-- start of MATERIALS PROVIDED --
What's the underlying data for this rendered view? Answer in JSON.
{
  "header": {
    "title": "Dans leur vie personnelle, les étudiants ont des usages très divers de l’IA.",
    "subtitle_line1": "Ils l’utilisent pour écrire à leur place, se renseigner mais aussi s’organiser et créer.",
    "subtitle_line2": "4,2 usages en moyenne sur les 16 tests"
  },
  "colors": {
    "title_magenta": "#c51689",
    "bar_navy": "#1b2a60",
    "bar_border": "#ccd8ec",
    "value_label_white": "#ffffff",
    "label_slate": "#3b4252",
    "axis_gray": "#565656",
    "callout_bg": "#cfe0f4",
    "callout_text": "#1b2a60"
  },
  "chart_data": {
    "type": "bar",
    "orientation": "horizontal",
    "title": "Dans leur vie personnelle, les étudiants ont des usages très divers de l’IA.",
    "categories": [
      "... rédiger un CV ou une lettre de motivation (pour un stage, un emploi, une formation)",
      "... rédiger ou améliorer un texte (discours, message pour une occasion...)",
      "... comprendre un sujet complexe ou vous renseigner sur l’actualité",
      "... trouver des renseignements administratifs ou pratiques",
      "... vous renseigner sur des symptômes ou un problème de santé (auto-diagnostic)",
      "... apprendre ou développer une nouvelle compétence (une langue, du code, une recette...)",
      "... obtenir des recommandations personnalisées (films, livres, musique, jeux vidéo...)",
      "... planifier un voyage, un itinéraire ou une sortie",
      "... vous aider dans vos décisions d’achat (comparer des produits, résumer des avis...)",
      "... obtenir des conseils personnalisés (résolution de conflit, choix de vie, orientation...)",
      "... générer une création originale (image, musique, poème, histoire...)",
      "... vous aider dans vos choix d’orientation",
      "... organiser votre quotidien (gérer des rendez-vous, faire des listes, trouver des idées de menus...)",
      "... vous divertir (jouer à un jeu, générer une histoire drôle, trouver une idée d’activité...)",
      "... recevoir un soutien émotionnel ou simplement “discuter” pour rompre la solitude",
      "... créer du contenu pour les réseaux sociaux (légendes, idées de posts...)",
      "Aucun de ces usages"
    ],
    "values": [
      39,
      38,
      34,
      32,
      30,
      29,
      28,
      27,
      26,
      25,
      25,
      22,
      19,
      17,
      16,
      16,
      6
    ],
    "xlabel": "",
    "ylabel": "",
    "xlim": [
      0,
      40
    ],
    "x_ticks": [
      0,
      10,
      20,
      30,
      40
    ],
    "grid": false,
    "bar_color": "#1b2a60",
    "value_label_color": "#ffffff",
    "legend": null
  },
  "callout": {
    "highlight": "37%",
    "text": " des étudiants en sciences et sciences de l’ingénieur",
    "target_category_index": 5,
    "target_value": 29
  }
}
-- end of MATERIALS PROVIDED --
▸ **PROMPT**:
Output the listing above exactly as it appears.

▸ **ANSWER TO THE EXERCISE**:
What's the underlying data for this rendered view? Answer in JSON.
{
  "header": {
    "title": "Dans leur vie personnelle, les étudiants ont des usages très divers de l’IA.",
    "subtitle_line1": "Ils l’utilisent pour écrire à leur place, se renseigner mais aussi s’organiser et créer.",
    "subtitle_line2": "4,2 usages en moyenne sur les 16 tests"
  },
  "colors": {
    "title_magenta": "#c51689",
    "bar_navy": "#1b2a60",
    "bar_border": "#ccd8ec",
    "value_label_white": "#ffffff",
    "label_slate": "#3b4252",
    "axis_gray": "#565656",
    "callout_bg": "#cfe0f4",
    "callout_text": "#1b2a60"
  },
  "chart_data": {
    "type": "bar",
    "orientation": "horizontal",
    "title": "Dans leur vie personnelle, les étudiants ont des usages très divers de l’IA.",
    "categories": [
      "... rédiger un CV ou une lettre de motivation (pour un stage, un emploi, une formation)",
      "... rédiger ou améliorer un texte (discours, message pour une occasion...)",
      "... comprendre un sujet complexe ou vous renseigner sur l’actualité",
      "... trouver des renseignements administratifs ou pratiques",
      "... vous renseigner sur des symptômes ou un problème de santé (auto-diagnostic)",
      "... apprendre ou développer une nouvelle compétence (une langue, du code, une recette...)",
      "... obtenir des recommandations personnalisées (films, livres, musique, jeux vidéo...)",
      "... planifier un voyage, un itinéraire ou une sortie",
      "... vous aider dans vos décisions d’achat (comparer des produits, résumer des avis...)",
      "... obtenir des conseils personnalisés (résolution de conflit, choix de vie, orientation...)",
      "... générer une création originale (image, musique, poème, histoire...)",
      "... vous aider dans vos choix d’orientation",
      "... organiser votre quotidien (gérer des rendez-vous, faire des listes, trouver des idées de menus...)",
      "... vous divertir (jouer à un jeu, générer une histoire drôle, trouver une idée d’activité...)",
      "... recevoir un soutien émotionnel ou simplement “discuter” pour rompre la solitude",
      "... créer du contenu pour les réseaux sociaux (légendes, idées de posts...)",
      "Aucun de ces usages"
    ],
    "values": [
      39,
      38,
      34,
      32,
      30,
      29,
      28,
      27,
      26,
      25,
      25,
      22,
      19,
      17,
      16,
      16,
      6
    ],
    "xlabel": "",
    "ylabel": "",
    "xlim": [
      0,
      40
    ],
    "x_ticks": [
      0,
      10,
      20,
      30,
      40
    ],
    "grid": false,
    "bar_color": "#1b2a60",
    "value_label_color": "#ffffff",
    "legend": null
  },
  "callout": {
    "highlight": "37%",
    "text": " des étudiants en sciences et sciences de l’ingénieur",
    "target_category_index": 5,
    "target_value": 29
  }
}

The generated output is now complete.